[start Stored rows]
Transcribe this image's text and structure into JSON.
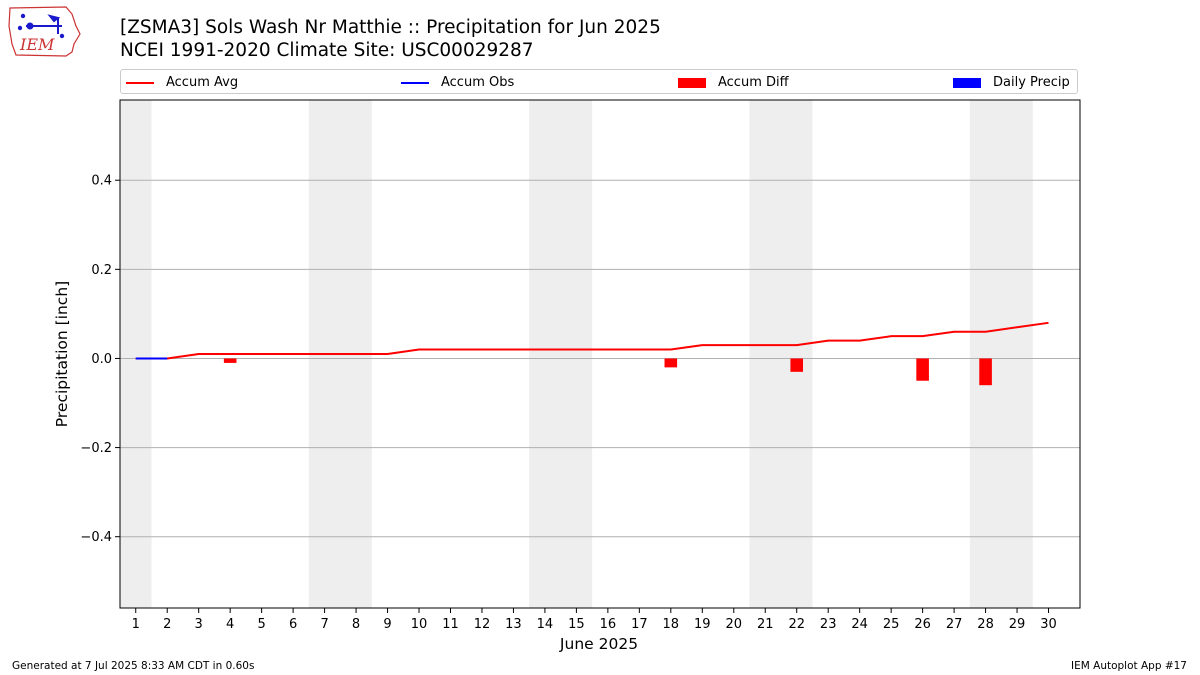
{
  "header": {
    "title_line1": "[ZSMA3] Sols Wash Nr Matthie :: Precipitation for Jun 2025",
    "title_line2": "NCEI 1991-2020 Climate Site: USC00029287",
    "logo_text": "IEM",
    "logo_icon": "iowa-weather-station-icon"
  },
  "legend": {
    "items": [
      {
        "label": "Accum Avg",
        "kind": "line",
        "color": "#ff0000"
      },
      {
        "label": "Accum Obs",
        "kind": "line",
        "color": "#0000ff"
      },
      {
        "label": "Accum Diff",
        "kind": "box",
        "color": "#ff0000"
      },
      {
        "label": "Daily Precip",
        "kind": "box",
        "color": "#0000ff"
      }
    ]
  },
  "footer": {
    "left": "Generated at 7 Jul 2025 8:33 AM CDT in 0.60s",
    "right": "IEM Autoplot App #17"
  },
  "chart_data": {
    "type": "line",
    "xlabel": "June 2025",
    "ylabel": "Precipitation [inch]",
    "xlim": [
      0.5,
      31.0
    ],
    "ylim": [
      -0.56,
      0.58
    ],
    "x": [
      1,
      2,
      3,
      4,
      5,
      6,
      7,
      8,
      9,
      10,
      11,
      12,
      13,
      14,
      15,
      16,
      17,
      18,
      19,
      20,
      21,
      22,
      23,
      24,
      25,
      26,
      27,
      28,
      29,
      30
    ],
    "yticks": [
      -0.4,
      -0.2,
      0.0,
      0.2,
      0.4
    ],
    "ytick_labels": [
      "−0.4",
      "−0.2",
      "0.0",
      "0.2",
      "0.4"
    ],
    "grid": "y",
    "weekend_shading": [
      [
        0.5,
        1.5
      ],
      [
        6.5,
        8.5
      ],
      [
        13.5,
        15.5
      ],
      [
        20.5,
        22.5
      ],
      [
        27.5,
        29.5
      ]
    ],
    "weekend_color": "#eeeeee",
    "accum_avg": {
      "name": "Accum Avg",
      "color": "#ff0000",
      "values": [
        0,
        0,
        0.01,
        0.01,
        0.01,
        0.01,
        0.01,
        0.01,
        0.01,
        0.02,
        0.02,
        0.02,
        0.02,
        0.02,
        0.02,
        0.02,
        0.02,
        0.02,
        0.03,
        0.03,
        0.03,
        0.03,
        0.04,
        0.04,
        0.05,
        0.05,
        0.06,
        0.06,
        0.07,
        0.08
      ]
    },
    "accum_obs": {
      "name": "Accum Obs",
      "color": "#0000ff",
      "x": [
        1,
        2
      ],
      "values": [
        0,
        0
      ]
    },
    "accum_diff": {
      "name": "Accum Diff",
      "color": "#ff0000",
      "x": [
        4,
        18,
        22,
        26,
        28
      ],
      "values": [
        -0.01,
        -0.02,
        -0.03,
        -0.05,
        -0.06
      ]
    },
    "daily_precip": {
      "name": "Daily Precip",
      "color": "#0000ff",
      "x": [],
      "values": []
    }
  }
}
[end Stored rows]
#### [Exercise description]
Transcribe all the data word for word; the images stay out.

#### [Output]
Transcribe this image's text and structure into JSON.
{
  "header": {
    "title_line1": "[ZSMA3] Sols Wash Nr Matthie :: Precipitation for Jun 2025",
    "title_line2": "NCEI 1991-2020 Climate Site: USC00029287",
    "logo_text": "IEM",
    "logo_icon": "iowa-weather-station-icon"
  },
  "legend": {
    "items": [
      {
        "label": "Accum Avg",
        "kind": "line",
        "color": "#ff0000"
      },
      {
        "label": "Accum Obs",
        "kind": "line",
        "color": "#0000ff"
      },
      {
        "label": "Accum Diff",
        "kind": "box",
        "color": "#ff0000"
      },
      {
        "label": "Daily Precip",
        "kind": "box",
        "color": "#0000ff"
      }
    ]
  },
  "footer": {
    "left": "Generated at 7 Jul 2025 8:33 AM CDT in 0.60s",
    "right": "IEM Autoplot App #17"
  },
  "chart_data": {
    "type": "line",
    "xlabel": "June 2025",
    "ylabel": "Precipitation [inch]",
    "xlim": [
      0.5,
      31.0
    ],
    "ylim": [
      -0.56,
      0.58
    ],
    "x": [
      1,
      2,
      3,
      4,
      5,
      6,
      7,
      8,
      9,
      10,
      11,
      12,
      13,
      14,
      15,
      16,
      17,
      18,
      19,
      20,
      21,
      22,
      23,
      24,
      25,
      26,
      27,
      28,
      29,
      30
    ],
    "yticks": [
      -0.4,
      -0.2,
      0.0,
      0.2,
      0.4
    ],
    "ytick_labels": [
      "−0.4",
      "−0.2",
      "0.0",
      "0.2",
      "0.4"
    ],
    "grid": "y",
    "weekend_shading": [
      [
        0.5,
        1.5
      ],
      [
        6.5,
        8.5
      ],
      [
        13.5,
        15.5
      ],
      [
        20.5,
        22.5
      ],
      [
        27.5,
        29.5
      ]
    ],
    "weekend_color": "#eeeeee",
    "accum_avg": {
      "name": "Accum Avg",
      "color": "#ff0000",
      "values": [
        0,
        0,
        0.01,
        0.01,
        0.01,
        0.01,
        0.01,
        0.01,
        0.01,
        0.02,
        0.02,
        0.02,
        0.02,
        0.02,
        0.02,
        0.02,
        0.02,
        0.02,
        0.03,
        0.03,
        0.03,
        0.03,
        0.04,
        0.04,
        0.05,
        0.05,
        0.06,
        0.06,
        0.07,
        0.08
      ]
    },
    "accum_obs": {
      "name": "Accum Obs",
      "color": "#0000ff",
      "x": [
        1,
        2
      ],
      "values": [
        0,
        0
      ]
    },
    "accum_diff": {
      "name": "Accum Diff",
      "color": "#ff0000",
      "x": [
        4,
        18,
        22,
        26,
        28
      ],
      "values": [
        -0.01,
        -0.02,
        -0.03,
        -0.05,
        -0.06
      ]
    },
    "daily_precip": {
      "name": "Daily Precip",
      "color": "#0000ff",
      "x": [],
      "values": []
    }
  }
}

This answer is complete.